MATERIAL SHOWN
--- begin ---

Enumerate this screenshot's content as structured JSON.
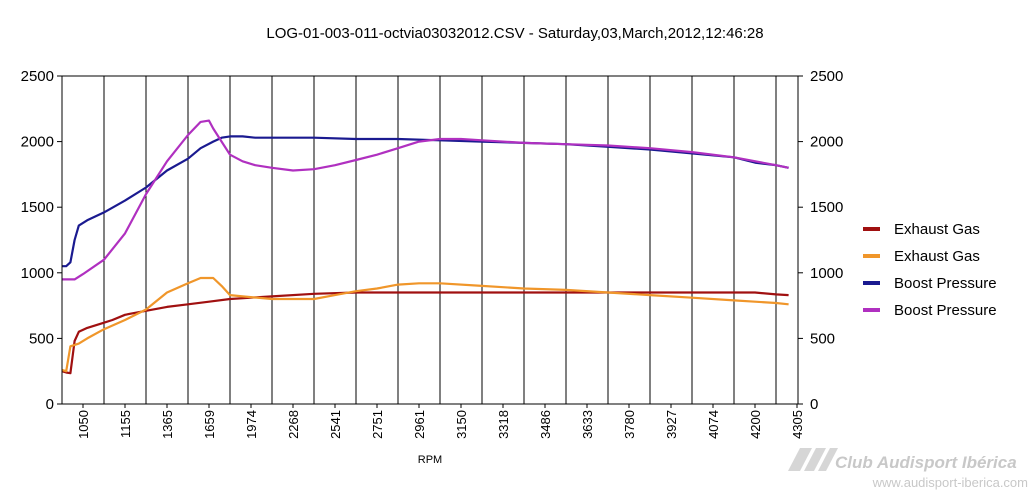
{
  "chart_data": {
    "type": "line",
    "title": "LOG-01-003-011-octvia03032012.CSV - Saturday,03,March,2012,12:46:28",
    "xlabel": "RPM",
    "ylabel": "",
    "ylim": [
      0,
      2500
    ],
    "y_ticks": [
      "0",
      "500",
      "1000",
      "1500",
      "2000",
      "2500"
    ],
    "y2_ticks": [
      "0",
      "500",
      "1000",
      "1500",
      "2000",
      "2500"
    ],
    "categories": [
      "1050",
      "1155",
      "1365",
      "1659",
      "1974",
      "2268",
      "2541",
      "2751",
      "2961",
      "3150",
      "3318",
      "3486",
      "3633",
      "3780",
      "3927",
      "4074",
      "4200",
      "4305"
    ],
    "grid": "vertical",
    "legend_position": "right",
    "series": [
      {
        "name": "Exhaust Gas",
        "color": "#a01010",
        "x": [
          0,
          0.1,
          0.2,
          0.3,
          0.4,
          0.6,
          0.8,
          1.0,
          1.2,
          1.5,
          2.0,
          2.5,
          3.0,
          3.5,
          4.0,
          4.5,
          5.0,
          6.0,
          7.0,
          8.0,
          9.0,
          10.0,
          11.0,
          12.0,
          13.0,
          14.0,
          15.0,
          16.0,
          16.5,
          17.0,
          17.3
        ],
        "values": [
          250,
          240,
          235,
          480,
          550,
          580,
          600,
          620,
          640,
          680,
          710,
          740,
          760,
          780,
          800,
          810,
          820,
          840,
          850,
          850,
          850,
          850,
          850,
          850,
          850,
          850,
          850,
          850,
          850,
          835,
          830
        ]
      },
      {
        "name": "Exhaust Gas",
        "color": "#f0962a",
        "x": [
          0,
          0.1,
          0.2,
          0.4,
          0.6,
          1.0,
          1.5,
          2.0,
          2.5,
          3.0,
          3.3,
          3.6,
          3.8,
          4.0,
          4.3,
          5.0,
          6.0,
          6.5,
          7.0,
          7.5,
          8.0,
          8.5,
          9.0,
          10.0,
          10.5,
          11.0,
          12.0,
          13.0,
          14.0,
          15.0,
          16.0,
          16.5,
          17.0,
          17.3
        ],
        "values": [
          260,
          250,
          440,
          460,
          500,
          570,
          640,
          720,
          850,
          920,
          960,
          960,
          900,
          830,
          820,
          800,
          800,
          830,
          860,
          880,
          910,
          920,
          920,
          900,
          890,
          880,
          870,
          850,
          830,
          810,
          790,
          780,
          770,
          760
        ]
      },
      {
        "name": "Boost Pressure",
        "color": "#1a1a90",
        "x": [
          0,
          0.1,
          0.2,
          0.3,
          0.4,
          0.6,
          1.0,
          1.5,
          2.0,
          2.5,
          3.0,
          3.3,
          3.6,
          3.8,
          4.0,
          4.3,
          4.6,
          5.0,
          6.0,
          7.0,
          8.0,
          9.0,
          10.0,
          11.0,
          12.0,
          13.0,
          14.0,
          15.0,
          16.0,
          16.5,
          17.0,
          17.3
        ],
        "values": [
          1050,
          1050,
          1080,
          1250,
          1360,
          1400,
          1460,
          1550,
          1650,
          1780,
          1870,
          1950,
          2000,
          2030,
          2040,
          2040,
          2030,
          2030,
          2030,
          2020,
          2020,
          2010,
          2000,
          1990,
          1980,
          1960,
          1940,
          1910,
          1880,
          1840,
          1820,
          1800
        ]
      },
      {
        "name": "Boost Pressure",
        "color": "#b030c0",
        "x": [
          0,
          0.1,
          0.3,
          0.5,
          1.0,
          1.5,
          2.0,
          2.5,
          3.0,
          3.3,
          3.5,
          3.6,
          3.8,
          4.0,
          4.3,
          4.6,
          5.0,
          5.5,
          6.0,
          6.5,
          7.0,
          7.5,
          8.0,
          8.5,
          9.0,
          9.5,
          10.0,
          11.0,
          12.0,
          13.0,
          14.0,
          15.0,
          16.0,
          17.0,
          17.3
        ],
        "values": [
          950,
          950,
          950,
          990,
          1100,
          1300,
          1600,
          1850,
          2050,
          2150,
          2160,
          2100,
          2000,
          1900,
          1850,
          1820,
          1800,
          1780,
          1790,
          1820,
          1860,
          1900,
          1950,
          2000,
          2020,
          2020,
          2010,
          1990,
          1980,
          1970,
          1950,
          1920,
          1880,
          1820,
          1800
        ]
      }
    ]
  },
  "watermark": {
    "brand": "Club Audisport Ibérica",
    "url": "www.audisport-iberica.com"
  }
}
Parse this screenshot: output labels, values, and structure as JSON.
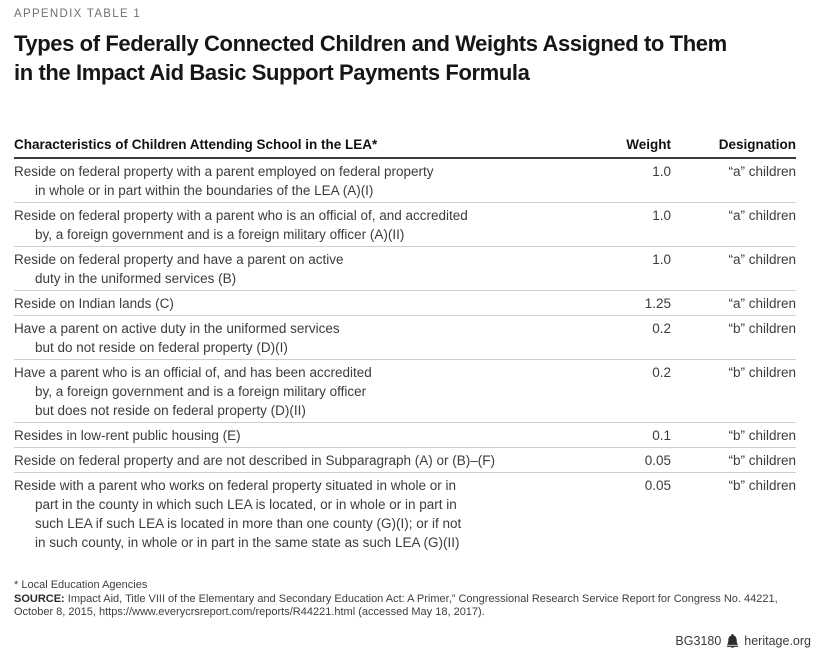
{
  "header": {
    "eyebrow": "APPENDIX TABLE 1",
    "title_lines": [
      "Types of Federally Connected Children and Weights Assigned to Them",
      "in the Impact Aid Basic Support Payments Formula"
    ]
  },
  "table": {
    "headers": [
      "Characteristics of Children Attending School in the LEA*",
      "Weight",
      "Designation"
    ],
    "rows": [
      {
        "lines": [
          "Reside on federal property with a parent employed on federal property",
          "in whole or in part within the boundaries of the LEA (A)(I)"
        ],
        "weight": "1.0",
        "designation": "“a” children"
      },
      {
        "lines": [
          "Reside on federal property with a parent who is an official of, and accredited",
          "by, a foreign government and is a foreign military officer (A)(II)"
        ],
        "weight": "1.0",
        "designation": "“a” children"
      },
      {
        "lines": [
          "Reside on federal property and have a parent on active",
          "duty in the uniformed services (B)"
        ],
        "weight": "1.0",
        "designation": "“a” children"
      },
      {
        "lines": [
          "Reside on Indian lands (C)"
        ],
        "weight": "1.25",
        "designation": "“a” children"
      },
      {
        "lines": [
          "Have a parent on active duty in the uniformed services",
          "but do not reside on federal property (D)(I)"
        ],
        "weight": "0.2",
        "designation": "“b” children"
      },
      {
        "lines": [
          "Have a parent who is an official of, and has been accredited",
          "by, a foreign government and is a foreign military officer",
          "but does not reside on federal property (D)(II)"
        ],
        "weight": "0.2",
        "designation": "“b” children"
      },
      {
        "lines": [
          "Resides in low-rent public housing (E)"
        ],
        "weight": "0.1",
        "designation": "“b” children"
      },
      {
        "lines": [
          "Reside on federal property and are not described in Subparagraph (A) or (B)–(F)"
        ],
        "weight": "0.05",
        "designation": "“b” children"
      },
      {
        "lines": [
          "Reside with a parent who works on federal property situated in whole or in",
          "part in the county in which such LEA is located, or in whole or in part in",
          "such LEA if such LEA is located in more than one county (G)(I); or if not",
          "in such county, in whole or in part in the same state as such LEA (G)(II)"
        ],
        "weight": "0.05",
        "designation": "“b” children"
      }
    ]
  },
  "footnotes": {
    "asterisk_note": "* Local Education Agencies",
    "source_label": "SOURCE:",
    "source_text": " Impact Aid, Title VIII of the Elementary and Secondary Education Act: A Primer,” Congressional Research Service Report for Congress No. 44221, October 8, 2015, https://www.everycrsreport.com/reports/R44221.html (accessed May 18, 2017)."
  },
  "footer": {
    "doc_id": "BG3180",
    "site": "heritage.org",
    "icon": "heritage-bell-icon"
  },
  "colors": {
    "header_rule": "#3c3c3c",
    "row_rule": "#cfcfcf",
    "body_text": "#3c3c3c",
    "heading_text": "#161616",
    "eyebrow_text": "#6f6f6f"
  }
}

--- end ---
--- begin ---

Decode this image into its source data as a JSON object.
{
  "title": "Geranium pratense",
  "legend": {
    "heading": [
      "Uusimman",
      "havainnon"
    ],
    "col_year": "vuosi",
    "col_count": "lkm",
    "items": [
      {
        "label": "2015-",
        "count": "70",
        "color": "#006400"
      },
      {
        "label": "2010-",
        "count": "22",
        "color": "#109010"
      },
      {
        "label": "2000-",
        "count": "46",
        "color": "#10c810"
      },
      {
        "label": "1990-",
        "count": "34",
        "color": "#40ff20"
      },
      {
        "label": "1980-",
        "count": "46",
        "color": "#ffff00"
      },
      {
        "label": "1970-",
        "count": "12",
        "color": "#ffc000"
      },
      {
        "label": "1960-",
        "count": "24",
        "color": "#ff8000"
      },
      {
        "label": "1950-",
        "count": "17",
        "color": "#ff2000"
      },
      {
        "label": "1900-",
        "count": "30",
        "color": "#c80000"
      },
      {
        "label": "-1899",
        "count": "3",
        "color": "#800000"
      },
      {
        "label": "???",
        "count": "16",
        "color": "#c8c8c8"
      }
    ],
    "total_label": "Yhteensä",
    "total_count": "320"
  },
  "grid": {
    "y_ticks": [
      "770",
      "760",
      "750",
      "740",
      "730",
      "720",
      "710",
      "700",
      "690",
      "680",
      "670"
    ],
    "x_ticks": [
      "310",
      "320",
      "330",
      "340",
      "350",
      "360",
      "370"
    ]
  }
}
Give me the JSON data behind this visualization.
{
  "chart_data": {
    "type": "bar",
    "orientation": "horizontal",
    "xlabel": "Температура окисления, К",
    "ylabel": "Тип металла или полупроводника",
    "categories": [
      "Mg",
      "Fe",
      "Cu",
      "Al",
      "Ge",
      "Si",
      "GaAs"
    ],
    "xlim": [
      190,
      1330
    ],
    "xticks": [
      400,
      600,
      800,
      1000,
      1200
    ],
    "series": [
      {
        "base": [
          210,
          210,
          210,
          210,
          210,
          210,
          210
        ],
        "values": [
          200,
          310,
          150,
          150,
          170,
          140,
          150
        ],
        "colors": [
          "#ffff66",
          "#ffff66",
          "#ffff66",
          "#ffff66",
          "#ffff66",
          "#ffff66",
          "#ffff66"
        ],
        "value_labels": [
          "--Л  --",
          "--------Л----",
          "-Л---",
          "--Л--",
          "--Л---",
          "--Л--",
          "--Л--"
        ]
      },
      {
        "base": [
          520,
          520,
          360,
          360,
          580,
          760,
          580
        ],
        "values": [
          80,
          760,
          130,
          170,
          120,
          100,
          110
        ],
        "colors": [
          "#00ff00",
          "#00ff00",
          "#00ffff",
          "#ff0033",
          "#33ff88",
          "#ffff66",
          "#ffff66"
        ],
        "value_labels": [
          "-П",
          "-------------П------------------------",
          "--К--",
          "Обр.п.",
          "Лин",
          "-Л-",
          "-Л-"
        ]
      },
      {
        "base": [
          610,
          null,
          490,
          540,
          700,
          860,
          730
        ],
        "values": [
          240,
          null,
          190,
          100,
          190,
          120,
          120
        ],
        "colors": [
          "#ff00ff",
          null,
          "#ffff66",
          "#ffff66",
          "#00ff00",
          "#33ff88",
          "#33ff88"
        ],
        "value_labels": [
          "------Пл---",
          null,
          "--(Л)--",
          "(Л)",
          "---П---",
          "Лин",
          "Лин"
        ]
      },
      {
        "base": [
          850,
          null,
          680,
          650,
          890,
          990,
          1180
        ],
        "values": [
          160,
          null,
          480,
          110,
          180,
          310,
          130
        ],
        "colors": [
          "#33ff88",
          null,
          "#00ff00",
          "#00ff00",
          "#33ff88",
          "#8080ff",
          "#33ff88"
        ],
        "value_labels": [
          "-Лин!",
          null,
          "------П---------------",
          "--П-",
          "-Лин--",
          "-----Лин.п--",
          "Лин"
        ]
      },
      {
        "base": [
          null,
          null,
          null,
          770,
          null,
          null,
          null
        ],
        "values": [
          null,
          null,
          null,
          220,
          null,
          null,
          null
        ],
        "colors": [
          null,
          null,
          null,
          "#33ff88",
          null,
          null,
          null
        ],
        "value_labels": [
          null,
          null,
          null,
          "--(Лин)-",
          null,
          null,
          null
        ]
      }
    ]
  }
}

--- end ---

PROBLEM DESCRIPTION
For each line of the entries that includes "property", show that line.

REPLY
          "Reside on federal property with a parent employed on federal property",
          "Reside on federal property with a parent who is an official of, and accredited",
          "Reside on federal property and have a parent on active",
          "but do not reside on federal property (D)(I)"
          "but does not reside on federal property (D)(II)"
          "Reside on federal property and are not described in Subparagraph (A) or (B)–(F)"
          "Reside with a parent who works on federal property situated in whole or in",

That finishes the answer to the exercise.